# Consegna
Riporta, per favore, tutte le righe dell'elenco qui sotto che contengono la parola "section".

# Elenco
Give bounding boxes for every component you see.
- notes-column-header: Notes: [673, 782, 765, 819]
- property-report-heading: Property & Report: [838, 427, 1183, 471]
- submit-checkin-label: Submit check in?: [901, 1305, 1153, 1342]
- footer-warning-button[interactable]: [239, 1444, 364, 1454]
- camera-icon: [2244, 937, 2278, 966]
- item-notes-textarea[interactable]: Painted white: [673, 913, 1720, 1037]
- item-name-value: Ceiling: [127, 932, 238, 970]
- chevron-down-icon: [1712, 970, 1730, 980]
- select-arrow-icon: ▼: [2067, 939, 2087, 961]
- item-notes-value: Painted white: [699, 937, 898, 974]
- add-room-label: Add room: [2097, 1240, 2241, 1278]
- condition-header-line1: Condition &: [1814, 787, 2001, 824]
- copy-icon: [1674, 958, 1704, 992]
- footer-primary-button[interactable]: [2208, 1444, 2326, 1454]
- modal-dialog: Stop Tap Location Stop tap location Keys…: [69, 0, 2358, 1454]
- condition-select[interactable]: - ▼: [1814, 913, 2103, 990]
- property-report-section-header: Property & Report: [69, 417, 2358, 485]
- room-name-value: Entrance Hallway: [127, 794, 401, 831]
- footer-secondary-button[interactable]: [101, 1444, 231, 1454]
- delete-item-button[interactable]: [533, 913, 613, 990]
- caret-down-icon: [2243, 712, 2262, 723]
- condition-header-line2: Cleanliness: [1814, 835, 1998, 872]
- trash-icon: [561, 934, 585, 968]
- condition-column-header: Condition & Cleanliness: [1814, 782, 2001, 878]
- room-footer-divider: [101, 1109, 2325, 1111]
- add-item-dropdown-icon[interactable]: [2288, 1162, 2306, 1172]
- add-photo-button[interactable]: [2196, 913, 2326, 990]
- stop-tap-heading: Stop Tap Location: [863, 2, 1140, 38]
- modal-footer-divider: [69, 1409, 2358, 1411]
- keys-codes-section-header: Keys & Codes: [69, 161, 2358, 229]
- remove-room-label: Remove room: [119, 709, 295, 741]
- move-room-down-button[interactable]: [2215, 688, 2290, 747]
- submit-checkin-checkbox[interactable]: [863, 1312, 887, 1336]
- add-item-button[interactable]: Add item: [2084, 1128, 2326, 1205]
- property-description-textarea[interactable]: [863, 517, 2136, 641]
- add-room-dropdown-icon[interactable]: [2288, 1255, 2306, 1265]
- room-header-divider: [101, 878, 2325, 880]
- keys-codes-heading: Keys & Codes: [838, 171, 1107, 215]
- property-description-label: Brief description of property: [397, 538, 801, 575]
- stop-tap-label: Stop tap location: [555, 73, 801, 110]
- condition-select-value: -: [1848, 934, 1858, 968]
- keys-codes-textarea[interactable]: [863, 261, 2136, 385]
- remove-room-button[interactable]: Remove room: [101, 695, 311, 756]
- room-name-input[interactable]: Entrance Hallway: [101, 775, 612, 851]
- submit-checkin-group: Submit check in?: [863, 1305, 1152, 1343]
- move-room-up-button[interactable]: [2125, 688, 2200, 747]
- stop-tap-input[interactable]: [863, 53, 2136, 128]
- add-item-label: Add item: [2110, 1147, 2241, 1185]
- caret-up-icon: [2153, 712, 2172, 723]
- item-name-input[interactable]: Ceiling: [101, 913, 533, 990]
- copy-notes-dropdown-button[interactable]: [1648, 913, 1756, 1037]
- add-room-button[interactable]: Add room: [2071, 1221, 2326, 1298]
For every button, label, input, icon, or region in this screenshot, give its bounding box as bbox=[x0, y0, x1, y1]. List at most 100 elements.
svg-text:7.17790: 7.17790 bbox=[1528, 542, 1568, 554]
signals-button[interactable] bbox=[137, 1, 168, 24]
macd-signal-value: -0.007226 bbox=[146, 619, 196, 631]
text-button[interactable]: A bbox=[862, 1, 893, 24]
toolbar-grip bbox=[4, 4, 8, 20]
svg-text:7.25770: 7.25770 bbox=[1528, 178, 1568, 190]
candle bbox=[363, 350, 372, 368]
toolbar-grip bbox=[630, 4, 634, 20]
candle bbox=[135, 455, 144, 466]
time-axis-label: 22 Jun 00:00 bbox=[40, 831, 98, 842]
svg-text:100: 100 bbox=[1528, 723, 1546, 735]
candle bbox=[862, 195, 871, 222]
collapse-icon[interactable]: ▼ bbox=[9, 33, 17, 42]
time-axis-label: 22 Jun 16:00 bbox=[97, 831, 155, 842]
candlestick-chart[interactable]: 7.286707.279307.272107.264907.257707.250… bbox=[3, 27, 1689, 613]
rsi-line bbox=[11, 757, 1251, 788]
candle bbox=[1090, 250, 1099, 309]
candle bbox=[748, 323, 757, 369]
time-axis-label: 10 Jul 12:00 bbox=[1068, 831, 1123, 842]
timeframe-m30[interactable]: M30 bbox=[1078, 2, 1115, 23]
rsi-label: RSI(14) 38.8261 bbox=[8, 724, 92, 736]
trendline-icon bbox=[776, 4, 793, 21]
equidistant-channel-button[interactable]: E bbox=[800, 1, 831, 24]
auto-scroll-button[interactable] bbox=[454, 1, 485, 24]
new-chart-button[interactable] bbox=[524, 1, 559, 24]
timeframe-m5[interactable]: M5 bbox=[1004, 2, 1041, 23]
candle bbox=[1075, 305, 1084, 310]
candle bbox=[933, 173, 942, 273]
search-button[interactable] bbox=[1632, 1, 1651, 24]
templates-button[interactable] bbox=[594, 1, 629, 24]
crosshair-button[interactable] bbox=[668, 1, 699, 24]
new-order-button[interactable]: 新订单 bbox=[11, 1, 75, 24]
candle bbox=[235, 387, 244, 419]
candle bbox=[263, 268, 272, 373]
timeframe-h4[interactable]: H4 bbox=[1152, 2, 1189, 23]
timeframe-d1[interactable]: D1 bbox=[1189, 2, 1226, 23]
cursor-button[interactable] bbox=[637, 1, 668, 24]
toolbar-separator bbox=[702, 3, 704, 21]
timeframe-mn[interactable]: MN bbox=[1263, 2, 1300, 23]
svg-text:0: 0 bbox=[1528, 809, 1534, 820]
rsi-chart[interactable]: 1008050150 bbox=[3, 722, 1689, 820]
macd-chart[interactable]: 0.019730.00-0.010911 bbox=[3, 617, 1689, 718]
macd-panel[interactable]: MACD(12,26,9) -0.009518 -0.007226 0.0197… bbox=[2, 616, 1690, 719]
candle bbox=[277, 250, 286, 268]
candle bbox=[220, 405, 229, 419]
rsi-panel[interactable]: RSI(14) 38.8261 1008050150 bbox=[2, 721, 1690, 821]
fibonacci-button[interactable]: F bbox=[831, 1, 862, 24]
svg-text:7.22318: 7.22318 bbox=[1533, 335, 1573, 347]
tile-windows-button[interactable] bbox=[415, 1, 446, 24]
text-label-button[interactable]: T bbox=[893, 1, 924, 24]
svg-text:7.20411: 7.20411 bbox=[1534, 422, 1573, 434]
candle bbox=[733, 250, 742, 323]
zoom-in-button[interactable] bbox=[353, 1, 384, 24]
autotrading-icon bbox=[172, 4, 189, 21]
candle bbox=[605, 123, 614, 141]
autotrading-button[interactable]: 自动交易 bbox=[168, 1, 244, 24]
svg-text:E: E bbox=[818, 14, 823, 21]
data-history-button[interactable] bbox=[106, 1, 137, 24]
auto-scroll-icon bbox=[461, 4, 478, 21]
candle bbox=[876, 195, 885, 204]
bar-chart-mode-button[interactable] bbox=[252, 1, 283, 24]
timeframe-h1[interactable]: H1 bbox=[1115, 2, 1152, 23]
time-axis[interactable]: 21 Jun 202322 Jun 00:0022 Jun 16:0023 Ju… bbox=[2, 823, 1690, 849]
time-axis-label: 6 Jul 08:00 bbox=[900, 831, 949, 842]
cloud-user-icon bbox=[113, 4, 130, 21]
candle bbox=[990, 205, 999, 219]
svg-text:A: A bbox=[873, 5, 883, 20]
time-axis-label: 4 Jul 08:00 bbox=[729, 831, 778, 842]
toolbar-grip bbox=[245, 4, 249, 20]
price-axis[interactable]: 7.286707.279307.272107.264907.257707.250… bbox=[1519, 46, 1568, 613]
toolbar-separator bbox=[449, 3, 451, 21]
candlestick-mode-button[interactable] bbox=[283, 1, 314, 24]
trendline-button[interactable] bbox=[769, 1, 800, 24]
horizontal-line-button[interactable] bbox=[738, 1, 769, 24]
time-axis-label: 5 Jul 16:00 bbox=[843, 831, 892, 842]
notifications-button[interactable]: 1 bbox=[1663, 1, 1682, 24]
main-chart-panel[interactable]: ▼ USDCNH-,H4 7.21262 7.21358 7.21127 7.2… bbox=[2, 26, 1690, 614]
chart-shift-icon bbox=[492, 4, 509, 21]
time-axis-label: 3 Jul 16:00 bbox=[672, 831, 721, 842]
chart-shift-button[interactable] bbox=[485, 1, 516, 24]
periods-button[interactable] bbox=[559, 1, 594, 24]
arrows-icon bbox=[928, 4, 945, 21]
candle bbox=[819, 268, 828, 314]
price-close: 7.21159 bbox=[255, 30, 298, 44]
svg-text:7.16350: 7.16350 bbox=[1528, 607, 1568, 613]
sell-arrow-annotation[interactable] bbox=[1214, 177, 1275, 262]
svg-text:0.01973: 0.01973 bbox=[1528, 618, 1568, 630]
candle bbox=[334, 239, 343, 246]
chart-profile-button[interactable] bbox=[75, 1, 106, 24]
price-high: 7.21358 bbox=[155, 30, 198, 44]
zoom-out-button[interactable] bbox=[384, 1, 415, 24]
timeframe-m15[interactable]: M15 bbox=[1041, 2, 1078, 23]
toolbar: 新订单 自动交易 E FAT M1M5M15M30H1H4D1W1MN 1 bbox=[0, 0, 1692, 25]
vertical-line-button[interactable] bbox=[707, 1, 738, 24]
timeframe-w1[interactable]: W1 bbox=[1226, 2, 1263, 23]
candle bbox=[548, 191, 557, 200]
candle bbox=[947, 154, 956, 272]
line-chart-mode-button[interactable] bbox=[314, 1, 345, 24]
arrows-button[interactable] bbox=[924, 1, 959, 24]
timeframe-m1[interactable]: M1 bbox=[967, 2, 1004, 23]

# Soluzione
- property-report-section-header: Property & Report: [69, 417, 2358, 485]
- keys-codes-section-header: Keys & Codes: [69, 161, 2358, 229]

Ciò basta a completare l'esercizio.